§ **STATED TASK**: Search the records below for the word "Change" and show every line where it occurs.
## begin RECORDED INFORMATION
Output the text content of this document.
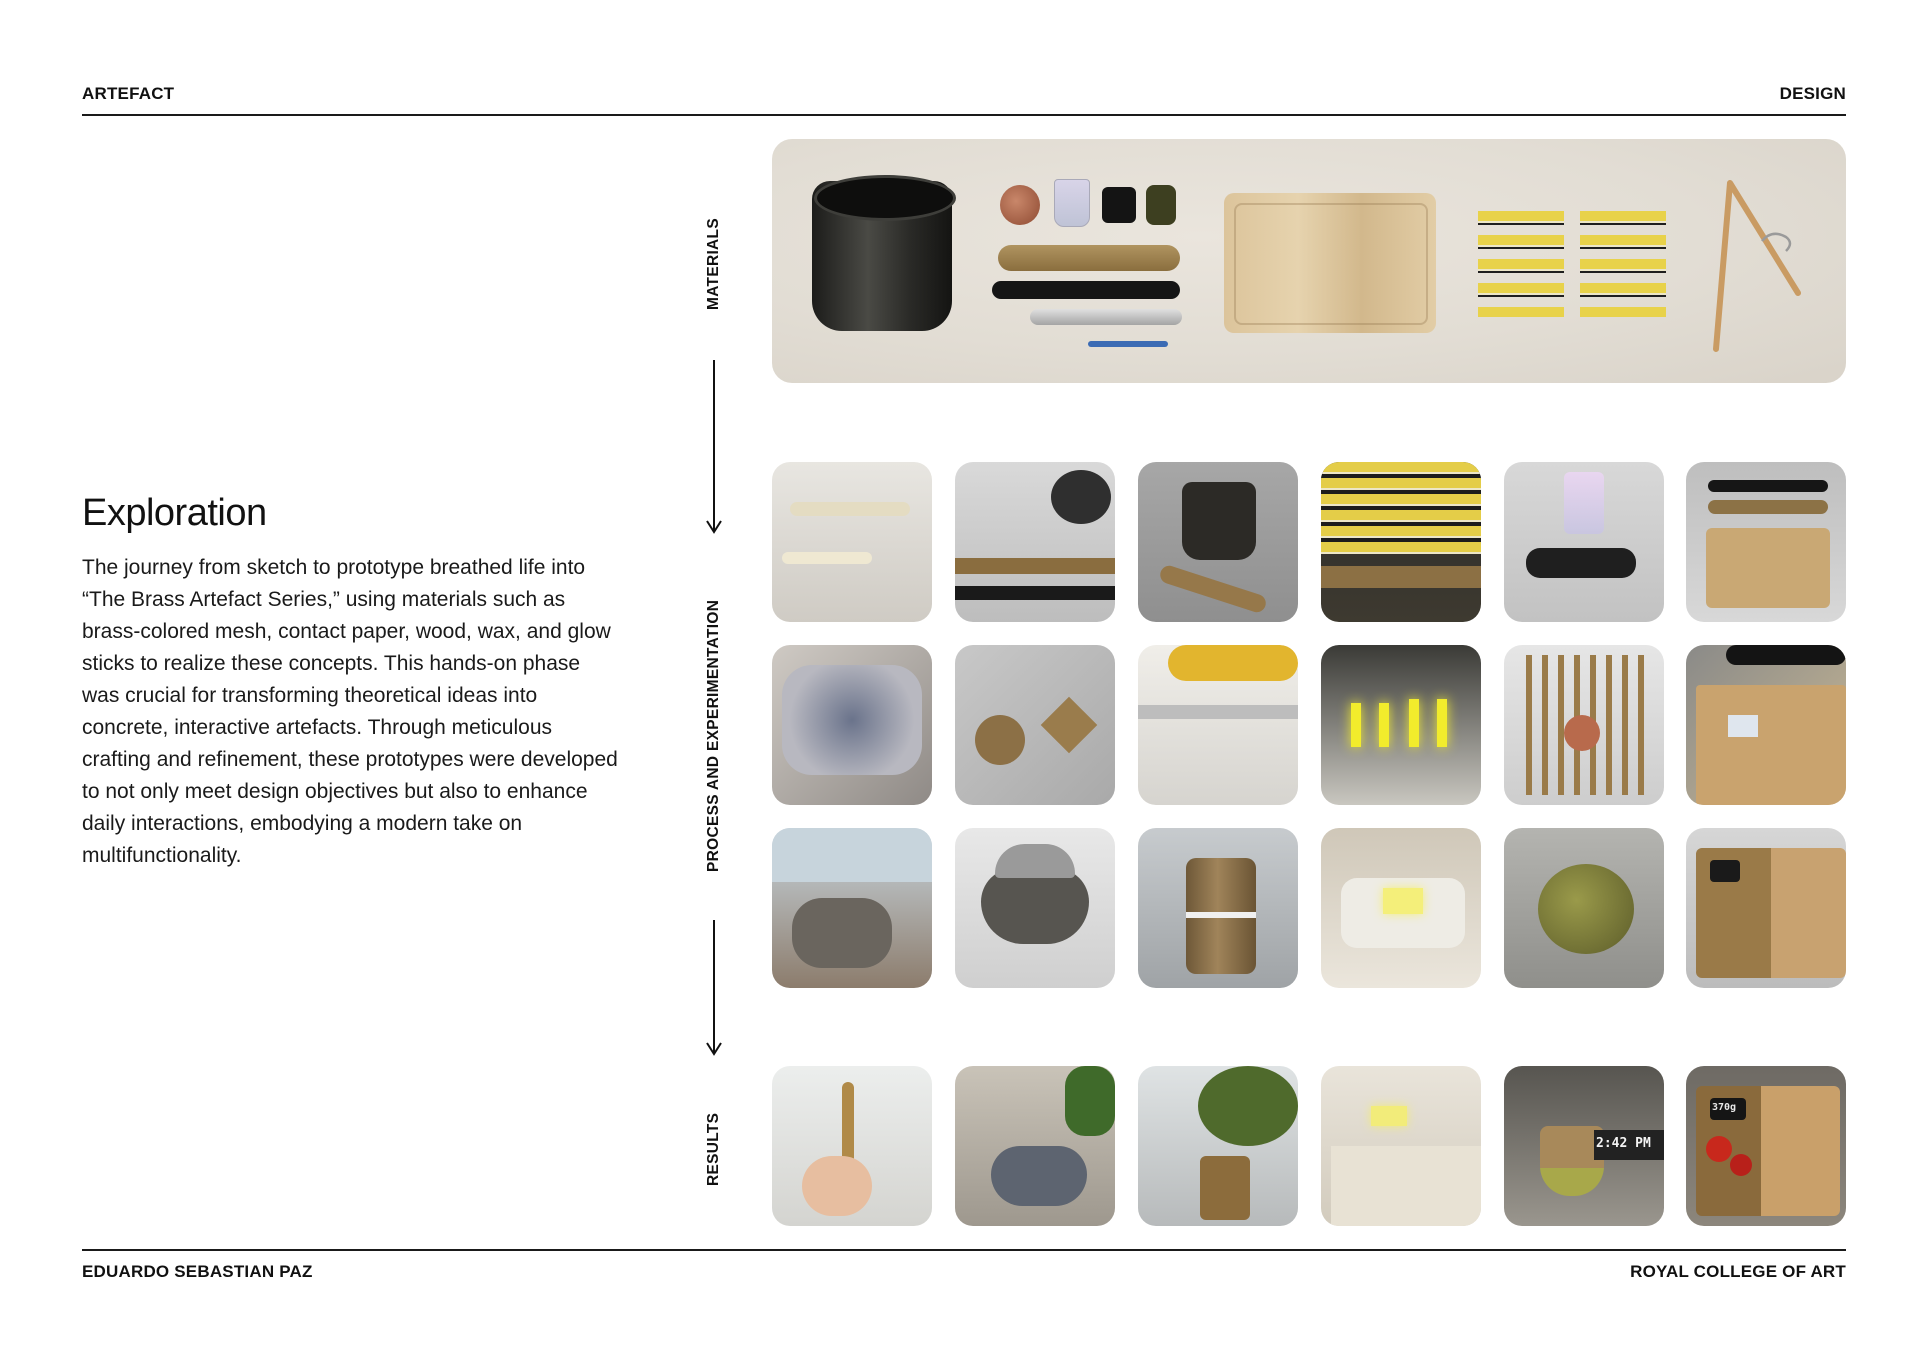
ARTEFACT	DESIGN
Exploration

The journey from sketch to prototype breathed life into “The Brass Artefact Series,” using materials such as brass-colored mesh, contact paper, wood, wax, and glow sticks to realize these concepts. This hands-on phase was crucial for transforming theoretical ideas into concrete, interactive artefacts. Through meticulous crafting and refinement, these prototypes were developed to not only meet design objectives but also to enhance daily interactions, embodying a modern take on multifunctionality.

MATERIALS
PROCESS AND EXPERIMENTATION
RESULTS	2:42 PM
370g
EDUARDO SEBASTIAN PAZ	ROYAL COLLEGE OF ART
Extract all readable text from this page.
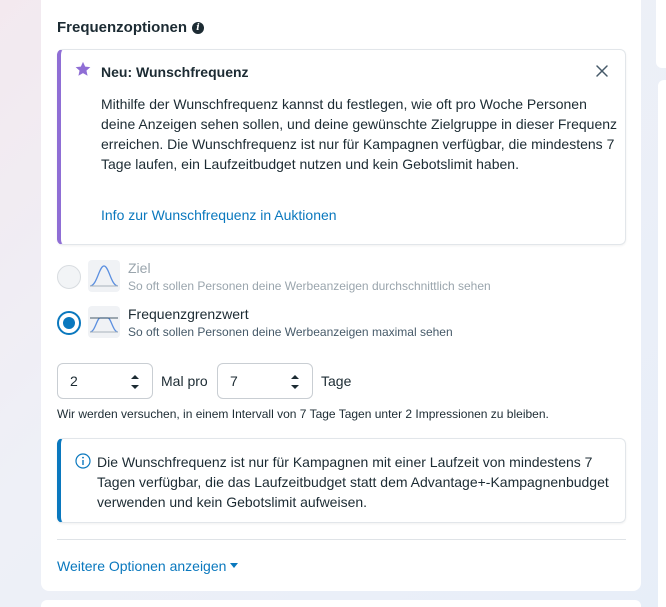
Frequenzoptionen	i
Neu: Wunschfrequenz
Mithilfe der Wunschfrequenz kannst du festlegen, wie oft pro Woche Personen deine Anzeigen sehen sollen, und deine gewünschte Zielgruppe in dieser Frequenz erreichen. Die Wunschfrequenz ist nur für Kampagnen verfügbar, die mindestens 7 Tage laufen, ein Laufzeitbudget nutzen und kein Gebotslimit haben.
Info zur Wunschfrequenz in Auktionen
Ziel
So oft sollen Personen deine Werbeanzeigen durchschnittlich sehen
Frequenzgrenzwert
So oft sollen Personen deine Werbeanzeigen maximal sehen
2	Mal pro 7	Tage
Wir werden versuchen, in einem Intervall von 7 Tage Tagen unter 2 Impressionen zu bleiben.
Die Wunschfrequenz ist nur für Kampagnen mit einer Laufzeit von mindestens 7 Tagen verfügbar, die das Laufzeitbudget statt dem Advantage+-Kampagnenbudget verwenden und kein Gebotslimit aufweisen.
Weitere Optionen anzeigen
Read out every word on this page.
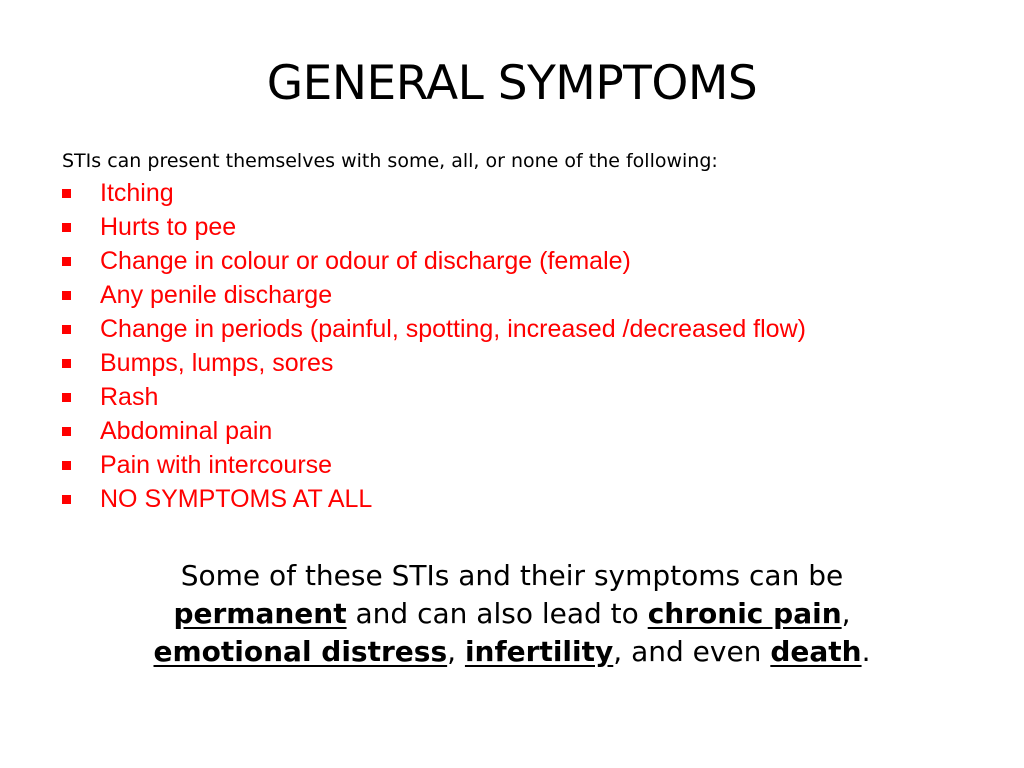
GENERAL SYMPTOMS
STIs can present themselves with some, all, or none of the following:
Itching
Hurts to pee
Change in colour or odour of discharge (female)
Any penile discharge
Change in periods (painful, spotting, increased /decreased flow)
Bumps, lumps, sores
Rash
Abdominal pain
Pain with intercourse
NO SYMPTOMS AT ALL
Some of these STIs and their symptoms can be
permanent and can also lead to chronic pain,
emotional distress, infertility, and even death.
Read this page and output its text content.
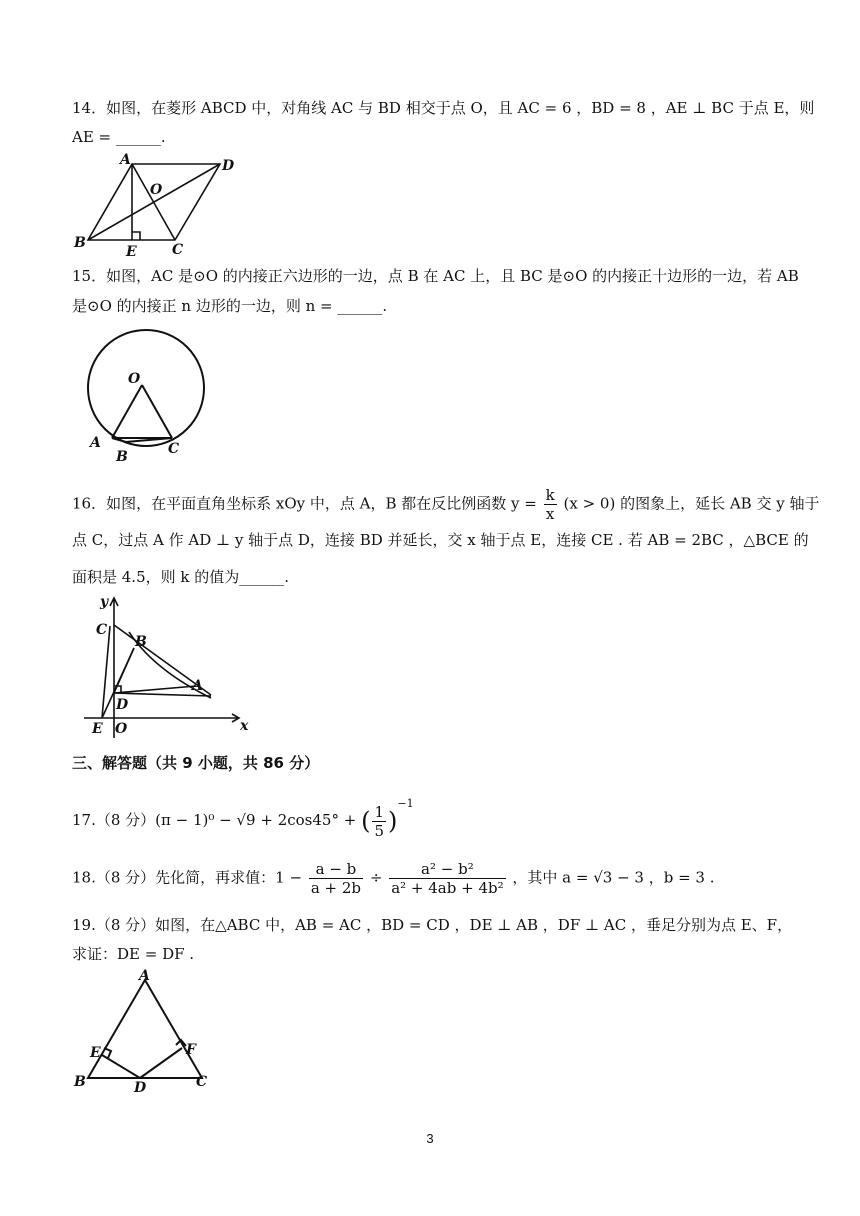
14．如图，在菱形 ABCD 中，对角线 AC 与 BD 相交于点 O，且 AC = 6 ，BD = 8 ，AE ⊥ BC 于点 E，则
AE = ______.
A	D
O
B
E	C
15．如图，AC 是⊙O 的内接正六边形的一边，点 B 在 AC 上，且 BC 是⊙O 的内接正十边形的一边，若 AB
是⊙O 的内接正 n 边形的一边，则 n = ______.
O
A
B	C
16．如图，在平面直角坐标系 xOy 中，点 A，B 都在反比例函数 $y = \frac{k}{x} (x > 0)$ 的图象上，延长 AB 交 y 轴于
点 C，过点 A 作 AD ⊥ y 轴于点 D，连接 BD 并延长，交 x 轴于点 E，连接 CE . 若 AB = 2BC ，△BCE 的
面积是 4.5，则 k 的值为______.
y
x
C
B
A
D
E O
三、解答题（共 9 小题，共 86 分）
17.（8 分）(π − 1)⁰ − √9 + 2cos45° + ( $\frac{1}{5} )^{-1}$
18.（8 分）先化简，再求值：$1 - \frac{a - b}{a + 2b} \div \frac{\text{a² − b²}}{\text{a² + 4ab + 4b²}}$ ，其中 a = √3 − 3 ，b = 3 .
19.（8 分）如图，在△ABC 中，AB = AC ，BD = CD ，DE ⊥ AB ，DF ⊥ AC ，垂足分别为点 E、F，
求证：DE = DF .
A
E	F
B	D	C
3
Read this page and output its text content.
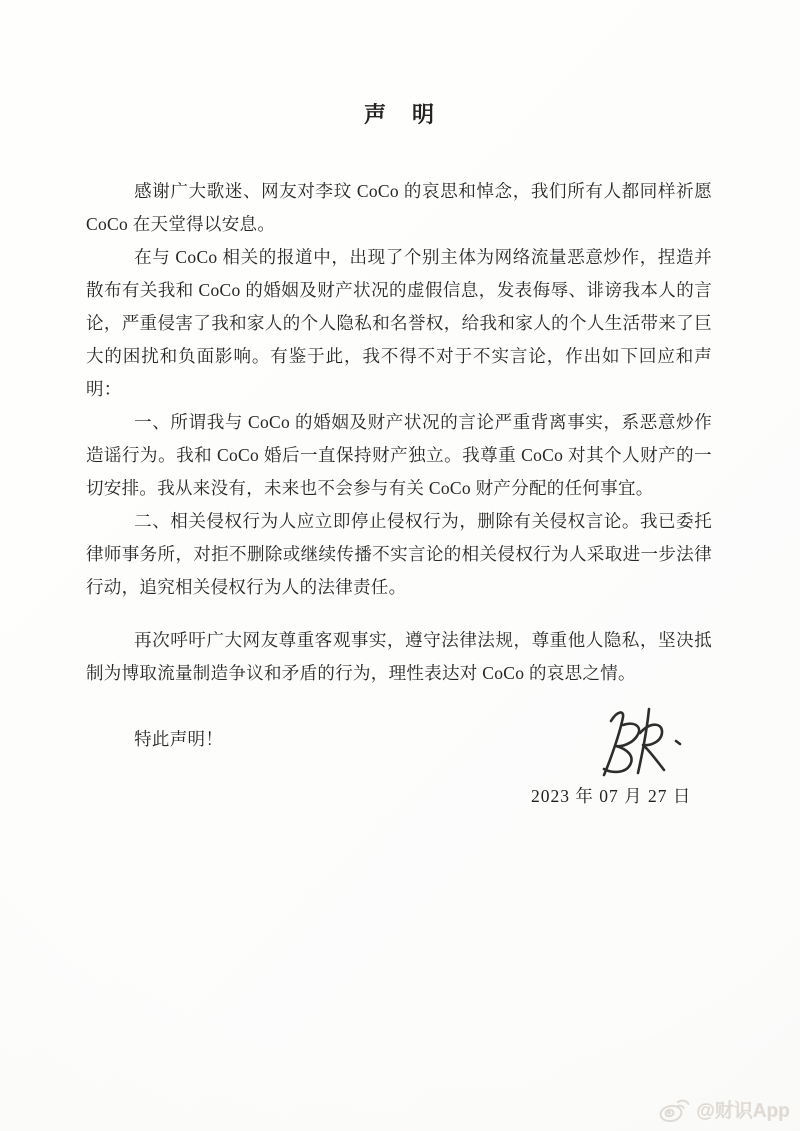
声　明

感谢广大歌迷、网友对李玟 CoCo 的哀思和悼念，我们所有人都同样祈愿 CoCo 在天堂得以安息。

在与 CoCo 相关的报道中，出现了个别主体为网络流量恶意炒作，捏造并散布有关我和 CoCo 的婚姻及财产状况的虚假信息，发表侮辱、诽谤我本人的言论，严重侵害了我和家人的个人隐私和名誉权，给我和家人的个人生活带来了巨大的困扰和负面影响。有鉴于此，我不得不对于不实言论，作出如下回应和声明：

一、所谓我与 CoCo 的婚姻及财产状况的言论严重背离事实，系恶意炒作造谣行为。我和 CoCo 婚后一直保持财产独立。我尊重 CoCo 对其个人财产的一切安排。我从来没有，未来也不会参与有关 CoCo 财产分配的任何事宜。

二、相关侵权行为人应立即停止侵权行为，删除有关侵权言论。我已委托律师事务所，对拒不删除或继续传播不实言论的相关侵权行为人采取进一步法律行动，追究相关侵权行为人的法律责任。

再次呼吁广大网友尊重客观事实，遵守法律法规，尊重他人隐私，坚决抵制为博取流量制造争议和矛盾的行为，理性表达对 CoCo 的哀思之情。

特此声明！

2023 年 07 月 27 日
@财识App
## end RECORDED INFORMATION
§ **FINAL ANSWER**:
Change in colour or odour of discharge (female)
Change in periods (painful, spotting, increased /decreased flow)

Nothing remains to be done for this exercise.